WHAT YOU NEED TO DO
A. Decide whether each statement agrees with the passage on foreign reporting and social media below. Answer yes or no for each, quoting the deciding words of the passage.
(i) Social media had force during the Arab Spring.
(ii) The online trends can be halted.
(iii) Citizen journalists function largely as filters.
B. Using the passage on foreign reporting and social media below, answer each question.
(i) Which three services are named as key components of the informational plumbing?
(ii) Who are the people paid to use their expertise while serving as informational filters?
(iii) Along with insight, what do citizen journalists pour into the mix?

══ TEXT FOR ANALYSIS ══

We all know the power of Twitter, Facebook and other forms of social media to connect readers in one place with images and impressions from situations unfolding far away. We know the force of social media during the Arab Spring, as activists convened and reacted to changing circumstances. We get that YouTube and Vine and Instagram have become key components of the informational plumbing. Facts and insights reside on social media, waiting to be harvested by the digitally literate contemporary correspondent.

And yet those of us who have been engaged in foreign reporting for many years will confess to unease over many of the developments unfolding online, even as we recognize the trends are as unstoppable as globalization or the weather. Too often it seems as if professional foreign correspondents, the people paid to use their expertise while serving as informational filters, are being replaced by citizen journalists who function largely as funnels, pouring insight along with speculation, propaganda and other white noise into the mix.

═══
══ DATASET ENTRIES ══

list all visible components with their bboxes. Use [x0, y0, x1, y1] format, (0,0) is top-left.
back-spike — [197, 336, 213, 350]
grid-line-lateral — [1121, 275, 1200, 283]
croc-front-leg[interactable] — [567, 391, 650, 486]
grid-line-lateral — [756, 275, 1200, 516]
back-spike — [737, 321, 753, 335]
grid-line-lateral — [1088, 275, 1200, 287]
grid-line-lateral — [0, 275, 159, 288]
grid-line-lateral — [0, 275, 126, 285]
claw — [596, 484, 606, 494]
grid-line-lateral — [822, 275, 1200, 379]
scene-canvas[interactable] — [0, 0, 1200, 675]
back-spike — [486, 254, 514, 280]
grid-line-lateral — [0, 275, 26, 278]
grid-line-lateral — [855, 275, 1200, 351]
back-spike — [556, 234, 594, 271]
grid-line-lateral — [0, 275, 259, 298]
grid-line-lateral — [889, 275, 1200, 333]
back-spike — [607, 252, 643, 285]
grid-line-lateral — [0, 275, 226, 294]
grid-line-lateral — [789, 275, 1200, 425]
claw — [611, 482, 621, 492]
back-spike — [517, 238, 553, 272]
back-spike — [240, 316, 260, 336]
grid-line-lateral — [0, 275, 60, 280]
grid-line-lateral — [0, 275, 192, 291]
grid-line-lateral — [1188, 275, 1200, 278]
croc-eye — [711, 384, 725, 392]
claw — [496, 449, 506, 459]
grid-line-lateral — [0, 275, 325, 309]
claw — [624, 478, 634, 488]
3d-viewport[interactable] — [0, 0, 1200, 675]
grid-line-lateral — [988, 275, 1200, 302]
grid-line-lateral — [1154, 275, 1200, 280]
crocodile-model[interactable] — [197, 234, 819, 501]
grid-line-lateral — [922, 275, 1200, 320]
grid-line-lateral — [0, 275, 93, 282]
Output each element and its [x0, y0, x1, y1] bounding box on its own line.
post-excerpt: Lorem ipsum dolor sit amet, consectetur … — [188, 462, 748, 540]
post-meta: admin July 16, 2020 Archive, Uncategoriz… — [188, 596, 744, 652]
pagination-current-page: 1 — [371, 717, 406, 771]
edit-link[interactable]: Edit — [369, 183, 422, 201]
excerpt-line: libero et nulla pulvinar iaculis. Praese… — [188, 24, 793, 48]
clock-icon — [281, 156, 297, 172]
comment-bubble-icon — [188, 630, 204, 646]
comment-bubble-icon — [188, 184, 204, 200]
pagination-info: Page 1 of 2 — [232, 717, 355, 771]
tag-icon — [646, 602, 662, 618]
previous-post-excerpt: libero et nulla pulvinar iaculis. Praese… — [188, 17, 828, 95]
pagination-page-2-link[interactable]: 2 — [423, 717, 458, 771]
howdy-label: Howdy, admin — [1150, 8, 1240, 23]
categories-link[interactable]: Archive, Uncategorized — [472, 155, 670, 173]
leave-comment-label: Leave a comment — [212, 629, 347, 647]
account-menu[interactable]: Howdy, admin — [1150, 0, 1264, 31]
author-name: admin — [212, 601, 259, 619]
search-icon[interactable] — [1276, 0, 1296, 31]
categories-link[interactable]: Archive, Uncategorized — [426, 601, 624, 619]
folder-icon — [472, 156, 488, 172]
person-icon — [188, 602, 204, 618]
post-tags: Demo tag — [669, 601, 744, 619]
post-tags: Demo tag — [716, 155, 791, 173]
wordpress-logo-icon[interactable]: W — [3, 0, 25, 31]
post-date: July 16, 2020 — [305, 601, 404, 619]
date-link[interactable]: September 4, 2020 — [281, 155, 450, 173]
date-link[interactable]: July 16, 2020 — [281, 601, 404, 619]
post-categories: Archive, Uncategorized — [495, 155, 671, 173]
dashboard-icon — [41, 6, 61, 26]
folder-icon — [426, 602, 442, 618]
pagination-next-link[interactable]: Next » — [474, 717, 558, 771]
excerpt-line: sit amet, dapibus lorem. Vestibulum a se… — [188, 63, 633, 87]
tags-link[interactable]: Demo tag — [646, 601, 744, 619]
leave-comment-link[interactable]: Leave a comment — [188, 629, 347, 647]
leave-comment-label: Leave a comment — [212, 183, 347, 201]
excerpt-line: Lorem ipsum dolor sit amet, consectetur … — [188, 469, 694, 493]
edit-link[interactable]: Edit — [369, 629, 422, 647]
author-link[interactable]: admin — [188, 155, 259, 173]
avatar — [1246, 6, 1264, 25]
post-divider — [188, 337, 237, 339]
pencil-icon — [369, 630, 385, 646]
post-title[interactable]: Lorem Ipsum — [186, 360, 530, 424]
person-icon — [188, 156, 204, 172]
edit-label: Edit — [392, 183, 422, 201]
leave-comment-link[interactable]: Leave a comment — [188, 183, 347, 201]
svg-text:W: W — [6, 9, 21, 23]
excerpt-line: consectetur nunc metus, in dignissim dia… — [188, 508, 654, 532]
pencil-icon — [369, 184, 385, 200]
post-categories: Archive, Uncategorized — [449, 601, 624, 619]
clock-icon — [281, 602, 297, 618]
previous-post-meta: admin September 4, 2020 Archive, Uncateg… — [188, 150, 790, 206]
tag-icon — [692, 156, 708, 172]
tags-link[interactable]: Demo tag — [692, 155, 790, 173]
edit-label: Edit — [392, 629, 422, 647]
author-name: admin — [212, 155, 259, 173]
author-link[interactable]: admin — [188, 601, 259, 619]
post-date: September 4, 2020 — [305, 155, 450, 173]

═══

ANSWER SECTION
A.
(i) Yes: "We know the force of social media during the Arab Spring, as activists convened and reacted to changing circumstances."
(ii) No: "even as we recognize the trends are as unstoppable as globalization or the weather."
(iii) No: "citizen journalists who function largely as funnels"

B.
(i) YouTube, Vine and Instagram.
(ii) Professional foreign correspondents.
(iii) Speculation, propaganda and other white noise.